• [Exercise data]
_ _ _ _ _ _ _

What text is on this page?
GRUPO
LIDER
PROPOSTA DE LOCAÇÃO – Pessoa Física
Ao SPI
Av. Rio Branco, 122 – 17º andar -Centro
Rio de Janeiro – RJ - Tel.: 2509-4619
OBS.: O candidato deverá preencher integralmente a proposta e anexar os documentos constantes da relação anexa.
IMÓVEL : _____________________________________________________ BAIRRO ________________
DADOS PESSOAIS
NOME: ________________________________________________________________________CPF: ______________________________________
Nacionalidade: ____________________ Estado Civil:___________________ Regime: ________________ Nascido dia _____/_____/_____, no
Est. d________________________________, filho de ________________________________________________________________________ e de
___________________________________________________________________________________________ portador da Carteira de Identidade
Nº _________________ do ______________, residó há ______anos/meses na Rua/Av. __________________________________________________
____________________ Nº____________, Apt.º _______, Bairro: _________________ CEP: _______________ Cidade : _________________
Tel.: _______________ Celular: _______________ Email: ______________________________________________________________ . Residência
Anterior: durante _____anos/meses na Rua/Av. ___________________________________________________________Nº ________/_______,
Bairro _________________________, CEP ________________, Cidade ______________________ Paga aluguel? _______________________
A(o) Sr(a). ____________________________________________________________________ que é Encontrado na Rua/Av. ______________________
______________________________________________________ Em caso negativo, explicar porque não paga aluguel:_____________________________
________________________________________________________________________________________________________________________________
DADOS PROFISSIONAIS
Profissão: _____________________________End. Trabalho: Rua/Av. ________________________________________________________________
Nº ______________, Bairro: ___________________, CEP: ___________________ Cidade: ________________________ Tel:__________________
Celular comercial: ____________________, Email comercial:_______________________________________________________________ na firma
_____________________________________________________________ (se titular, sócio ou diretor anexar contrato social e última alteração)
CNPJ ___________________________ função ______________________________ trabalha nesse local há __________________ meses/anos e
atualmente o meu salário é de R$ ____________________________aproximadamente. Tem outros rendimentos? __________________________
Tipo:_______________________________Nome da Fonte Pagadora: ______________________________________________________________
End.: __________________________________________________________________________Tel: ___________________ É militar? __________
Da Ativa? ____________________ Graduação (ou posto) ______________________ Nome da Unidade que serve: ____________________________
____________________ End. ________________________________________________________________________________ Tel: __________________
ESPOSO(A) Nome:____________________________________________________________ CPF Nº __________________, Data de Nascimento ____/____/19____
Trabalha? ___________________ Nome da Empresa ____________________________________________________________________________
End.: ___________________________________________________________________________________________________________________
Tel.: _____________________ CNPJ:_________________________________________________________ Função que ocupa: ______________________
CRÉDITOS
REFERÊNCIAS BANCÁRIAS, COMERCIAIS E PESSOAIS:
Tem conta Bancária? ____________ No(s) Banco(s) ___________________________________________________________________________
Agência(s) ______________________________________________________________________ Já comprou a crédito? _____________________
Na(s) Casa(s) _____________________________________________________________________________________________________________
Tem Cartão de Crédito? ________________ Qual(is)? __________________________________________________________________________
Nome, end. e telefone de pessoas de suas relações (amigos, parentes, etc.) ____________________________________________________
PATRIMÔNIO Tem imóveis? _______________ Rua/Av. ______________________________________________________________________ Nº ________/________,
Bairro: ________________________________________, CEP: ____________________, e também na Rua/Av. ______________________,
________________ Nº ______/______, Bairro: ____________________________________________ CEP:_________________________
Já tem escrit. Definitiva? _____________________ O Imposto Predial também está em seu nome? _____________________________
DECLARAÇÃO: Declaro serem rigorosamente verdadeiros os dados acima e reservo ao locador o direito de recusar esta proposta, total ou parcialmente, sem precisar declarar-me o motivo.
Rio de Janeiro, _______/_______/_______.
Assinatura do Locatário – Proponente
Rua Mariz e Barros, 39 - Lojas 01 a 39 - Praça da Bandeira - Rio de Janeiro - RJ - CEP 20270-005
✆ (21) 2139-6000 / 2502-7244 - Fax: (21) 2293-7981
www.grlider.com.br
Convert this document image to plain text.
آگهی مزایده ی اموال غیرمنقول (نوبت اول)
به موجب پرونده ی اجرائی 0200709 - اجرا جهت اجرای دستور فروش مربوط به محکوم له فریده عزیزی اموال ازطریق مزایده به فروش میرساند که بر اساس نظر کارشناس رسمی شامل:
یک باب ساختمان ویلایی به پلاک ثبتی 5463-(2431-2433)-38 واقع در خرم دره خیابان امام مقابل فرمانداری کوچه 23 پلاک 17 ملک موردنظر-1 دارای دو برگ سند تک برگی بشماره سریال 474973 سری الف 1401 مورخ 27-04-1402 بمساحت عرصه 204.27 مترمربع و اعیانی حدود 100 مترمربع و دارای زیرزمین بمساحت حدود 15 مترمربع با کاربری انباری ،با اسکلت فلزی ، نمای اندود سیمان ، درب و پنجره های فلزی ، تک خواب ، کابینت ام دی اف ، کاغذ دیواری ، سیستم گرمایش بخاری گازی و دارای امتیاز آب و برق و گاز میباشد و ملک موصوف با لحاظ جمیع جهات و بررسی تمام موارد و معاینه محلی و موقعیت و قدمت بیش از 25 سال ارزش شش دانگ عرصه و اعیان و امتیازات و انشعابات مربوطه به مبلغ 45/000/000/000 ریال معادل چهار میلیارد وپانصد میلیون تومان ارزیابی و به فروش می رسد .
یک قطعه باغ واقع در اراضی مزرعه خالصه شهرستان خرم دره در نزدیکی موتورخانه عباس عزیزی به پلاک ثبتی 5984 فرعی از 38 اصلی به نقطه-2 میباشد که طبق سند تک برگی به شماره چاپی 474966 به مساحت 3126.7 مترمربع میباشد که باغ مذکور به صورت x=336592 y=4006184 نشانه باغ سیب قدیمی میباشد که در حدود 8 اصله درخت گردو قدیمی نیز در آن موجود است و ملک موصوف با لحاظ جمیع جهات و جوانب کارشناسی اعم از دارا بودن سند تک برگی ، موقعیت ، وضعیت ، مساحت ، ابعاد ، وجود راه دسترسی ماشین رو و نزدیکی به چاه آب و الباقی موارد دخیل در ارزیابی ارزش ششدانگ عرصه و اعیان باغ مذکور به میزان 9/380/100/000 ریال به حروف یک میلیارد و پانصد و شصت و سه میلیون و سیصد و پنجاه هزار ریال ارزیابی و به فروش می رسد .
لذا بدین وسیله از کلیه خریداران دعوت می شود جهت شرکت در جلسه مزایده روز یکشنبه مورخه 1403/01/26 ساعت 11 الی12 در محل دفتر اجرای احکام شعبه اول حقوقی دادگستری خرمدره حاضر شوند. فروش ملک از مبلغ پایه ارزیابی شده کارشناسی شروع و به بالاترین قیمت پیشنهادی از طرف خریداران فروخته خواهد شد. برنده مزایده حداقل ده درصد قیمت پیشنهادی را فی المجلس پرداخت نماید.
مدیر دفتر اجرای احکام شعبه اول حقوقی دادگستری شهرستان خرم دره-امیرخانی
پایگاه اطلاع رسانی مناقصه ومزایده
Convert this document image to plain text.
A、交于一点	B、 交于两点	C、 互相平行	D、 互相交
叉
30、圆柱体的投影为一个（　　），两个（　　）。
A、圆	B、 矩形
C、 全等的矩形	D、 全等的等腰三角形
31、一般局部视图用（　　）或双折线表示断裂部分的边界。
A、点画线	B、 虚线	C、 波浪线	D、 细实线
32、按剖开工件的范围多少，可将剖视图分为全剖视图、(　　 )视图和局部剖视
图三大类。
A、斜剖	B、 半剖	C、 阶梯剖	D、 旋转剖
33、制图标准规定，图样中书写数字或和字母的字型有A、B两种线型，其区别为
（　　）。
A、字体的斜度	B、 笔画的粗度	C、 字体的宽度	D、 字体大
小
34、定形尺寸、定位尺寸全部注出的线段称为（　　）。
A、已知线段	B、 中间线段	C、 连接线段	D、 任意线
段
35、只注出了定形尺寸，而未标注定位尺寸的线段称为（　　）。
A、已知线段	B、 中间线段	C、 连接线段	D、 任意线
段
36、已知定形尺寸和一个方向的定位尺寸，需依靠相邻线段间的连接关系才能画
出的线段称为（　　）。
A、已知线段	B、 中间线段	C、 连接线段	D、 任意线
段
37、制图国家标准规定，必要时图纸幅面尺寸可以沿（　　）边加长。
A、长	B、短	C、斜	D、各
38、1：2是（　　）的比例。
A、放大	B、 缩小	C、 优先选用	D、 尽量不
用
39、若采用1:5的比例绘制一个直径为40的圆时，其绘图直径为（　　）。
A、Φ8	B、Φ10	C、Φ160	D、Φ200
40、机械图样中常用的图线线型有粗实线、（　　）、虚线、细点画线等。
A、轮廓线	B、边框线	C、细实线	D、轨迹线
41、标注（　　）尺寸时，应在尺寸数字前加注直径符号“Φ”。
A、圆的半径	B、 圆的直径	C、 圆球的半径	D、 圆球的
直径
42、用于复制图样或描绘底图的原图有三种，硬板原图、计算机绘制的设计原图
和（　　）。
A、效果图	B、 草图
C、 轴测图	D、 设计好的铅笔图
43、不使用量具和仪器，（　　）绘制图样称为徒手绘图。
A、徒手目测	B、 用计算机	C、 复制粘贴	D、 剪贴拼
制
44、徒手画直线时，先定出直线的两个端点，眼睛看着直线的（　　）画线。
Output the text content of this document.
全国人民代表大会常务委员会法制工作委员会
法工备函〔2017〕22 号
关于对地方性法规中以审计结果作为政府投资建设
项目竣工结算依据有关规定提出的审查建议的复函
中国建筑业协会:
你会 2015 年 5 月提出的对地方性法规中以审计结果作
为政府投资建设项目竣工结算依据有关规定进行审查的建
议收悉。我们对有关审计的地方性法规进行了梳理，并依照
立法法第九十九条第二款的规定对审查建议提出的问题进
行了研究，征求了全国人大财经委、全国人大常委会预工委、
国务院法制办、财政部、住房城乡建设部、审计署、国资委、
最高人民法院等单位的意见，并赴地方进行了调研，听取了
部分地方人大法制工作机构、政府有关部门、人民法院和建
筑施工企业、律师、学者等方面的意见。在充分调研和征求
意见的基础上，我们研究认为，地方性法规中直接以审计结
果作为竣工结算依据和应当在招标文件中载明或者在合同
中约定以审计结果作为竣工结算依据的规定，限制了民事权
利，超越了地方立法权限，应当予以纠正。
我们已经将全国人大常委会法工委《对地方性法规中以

_ _ _ _ _ _ _

• [Written request] In the listing above, find the line containing "Output the text content of this document.", then reproduce it and each line after it through the end, exactly and with nothing added.

• [Reply to the task]
Output the text content of this document.
全国人民代表大会常务委员会法制工作委员会
法工备函〔2017〕22 号
关于对地方性法规中以审计结果作为政府投资建设
项目竣工结算依据有关规定提出的审查建议的复函
中国建筑业协会:
你会 2015 年 5 月提出的对地方性法规中以审计结果作
为政府投资建设项目竣工结算依据有关规定进行审查的建
议收悉。我们对有关审计的地方性法规进行了梳理，并依照
立法法第九十九条第二款的规定对审查建议提出的问题进
行了研究，征求了全国人大财经委、全国人大常委会预工委、
国务院法制办、财政部、住房城乡建设部、审计署、国资委、
最高人民法院等单位的意见，并赴地方进行了调研，听取了
部分地方人大法制工作机构、政府有关部门、人民法院和建
筑施工企业、律师、学者等方面的意见。在充分调研和征求
意见的基础上，我们研究认为，地方性法规中直接以审计结
果作为竣工结算依据和应当在招标文件中载明或者在合同
中约定以审计结果作为竣工结算依据的规定，限制了民事权
利，超越了地方立法权限，应当予以纠正。
我们已经将全国人大常委会法工委《对地方性法规中以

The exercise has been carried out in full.